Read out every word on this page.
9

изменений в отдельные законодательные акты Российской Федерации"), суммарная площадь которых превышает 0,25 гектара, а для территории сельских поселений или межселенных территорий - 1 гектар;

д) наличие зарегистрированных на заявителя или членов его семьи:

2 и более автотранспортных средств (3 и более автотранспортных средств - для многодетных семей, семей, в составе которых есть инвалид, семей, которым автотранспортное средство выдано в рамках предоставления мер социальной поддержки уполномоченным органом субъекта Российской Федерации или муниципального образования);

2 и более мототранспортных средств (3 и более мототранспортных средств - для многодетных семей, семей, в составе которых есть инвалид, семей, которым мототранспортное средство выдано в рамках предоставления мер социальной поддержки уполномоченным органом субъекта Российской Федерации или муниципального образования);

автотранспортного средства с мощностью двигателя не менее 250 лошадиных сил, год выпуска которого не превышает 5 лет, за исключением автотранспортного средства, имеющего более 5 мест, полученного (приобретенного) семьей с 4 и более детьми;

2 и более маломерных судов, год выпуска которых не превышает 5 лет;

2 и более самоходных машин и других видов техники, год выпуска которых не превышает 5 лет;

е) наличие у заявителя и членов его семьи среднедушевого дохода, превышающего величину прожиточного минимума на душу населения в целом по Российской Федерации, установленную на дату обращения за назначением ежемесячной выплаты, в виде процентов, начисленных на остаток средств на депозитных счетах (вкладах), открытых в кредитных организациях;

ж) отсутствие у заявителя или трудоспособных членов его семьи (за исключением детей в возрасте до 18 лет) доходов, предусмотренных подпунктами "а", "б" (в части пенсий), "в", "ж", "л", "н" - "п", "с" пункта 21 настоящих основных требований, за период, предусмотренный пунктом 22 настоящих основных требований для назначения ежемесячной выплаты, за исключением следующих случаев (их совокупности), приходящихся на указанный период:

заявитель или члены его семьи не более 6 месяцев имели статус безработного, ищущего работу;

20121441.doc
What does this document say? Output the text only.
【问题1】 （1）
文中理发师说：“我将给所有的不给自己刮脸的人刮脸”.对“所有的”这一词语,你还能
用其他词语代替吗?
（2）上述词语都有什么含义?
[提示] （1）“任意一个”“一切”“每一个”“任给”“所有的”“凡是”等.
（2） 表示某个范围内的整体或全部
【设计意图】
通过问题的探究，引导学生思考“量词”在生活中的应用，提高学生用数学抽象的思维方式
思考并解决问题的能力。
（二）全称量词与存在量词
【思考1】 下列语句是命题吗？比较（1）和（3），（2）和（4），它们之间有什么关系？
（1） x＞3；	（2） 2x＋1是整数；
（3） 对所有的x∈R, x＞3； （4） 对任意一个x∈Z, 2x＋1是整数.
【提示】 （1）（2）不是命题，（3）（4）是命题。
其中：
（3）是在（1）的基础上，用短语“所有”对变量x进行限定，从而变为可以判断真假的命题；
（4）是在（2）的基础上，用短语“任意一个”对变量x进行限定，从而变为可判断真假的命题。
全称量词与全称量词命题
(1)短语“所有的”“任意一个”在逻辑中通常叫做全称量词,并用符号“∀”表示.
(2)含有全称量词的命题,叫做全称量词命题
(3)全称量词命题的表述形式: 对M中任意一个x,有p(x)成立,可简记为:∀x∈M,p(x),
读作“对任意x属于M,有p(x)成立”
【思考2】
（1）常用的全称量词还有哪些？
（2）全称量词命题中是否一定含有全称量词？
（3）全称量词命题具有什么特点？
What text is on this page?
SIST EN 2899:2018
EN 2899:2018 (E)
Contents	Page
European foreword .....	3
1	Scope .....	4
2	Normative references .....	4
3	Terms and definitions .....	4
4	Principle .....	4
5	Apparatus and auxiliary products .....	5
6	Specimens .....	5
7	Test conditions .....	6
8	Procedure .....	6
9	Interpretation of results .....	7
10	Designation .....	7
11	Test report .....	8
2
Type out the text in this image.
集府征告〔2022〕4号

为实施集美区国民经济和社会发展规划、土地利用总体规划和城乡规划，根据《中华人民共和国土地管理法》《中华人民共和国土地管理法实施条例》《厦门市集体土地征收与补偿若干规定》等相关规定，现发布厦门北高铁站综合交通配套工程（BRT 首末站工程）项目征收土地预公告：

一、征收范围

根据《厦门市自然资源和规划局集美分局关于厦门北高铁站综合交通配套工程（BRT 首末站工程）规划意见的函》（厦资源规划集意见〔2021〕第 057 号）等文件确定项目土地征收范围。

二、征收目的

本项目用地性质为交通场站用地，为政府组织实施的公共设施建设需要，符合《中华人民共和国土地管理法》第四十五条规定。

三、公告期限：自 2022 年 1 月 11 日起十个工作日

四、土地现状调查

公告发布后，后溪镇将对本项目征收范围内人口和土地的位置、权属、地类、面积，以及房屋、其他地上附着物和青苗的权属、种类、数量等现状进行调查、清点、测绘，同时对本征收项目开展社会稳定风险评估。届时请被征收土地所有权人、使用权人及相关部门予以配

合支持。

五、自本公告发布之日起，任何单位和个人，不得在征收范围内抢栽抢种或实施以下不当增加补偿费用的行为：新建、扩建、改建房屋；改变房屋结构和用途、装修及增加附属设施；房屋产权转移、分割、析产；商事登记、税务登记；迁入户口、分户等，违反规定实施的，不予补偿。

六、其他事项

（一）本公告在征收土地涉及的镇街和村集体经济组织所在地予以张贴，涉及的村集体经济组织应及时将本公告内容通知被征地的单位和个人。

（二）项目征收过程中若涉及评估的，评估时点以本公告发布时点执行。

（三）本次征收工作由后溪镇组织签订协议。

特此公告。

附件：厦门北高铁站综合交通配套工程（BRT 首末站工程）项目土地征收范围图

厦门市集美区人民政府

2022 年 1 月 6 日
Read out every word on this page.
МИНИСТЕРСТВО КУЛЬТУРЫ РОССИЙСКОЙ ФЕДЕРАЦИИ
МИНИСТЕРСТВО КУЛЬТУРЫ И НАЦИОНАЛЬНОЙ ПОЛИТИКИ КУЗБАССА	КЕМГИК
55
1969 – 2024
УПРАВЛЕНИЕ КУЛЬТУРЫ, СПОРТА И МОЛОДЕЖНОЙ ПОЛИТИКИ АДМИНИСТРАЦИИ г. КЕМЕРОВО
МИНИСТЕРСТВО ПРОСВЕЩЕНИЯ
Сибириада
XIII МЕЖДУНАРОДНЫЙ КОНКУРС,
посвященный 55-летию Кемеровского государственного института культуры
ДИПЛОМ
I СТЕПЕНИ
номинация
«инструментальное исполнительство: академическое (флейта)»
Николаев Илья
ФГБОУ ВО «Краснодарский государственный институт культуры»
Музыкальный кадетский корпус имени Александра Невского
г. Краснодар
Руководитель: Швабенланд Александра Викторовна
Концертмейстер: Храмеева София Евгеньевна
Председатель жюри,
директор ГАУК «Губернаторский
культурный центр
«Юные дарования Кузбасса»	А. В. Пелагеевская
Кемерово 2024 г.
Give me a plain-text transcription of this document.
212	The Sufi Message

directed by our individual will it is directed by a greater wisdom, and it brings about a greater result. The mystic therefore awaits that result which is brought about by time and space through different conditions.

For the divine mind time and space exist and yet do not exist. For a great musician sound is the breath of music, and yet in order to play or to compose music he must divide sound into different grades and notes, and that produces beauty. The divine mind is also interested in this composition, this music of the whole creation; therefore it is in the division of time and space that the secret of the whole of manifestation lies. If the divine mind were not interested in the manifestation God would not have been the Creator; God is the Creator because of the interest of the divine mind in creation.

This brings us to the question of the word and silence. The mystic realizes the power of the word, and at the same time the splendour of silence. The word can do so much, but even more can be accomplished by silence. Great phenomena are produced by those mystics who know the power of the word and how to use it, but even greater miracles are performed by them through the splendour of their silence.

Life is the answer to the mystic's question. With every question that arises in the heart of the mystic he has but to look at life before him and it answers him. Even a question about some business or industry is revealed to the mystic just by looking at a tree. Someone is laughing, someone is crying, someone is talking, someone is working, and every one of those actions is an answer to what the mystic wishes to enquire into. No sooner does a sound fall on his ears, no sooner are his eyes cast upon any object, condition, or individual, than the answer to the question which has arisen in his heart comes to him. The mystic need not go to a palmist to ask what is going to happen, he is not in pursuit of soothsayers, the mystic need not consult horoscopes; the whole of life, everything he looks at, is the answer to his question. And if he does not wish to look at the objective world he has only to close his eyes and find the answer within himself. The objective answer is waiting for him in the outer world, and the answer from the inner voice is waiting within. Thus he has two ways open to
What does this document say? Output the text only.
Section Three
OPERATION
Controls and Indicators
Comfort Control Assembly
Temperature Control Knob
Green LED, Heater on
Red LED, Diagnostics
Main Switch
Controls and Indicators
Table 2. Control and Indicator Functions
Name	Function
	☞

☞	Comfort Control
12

§ DIRECTION: Find how many lines of the material carry the string "поддержки". Only the number should be in the answer.

§ EXERCISE SOLUTION: 2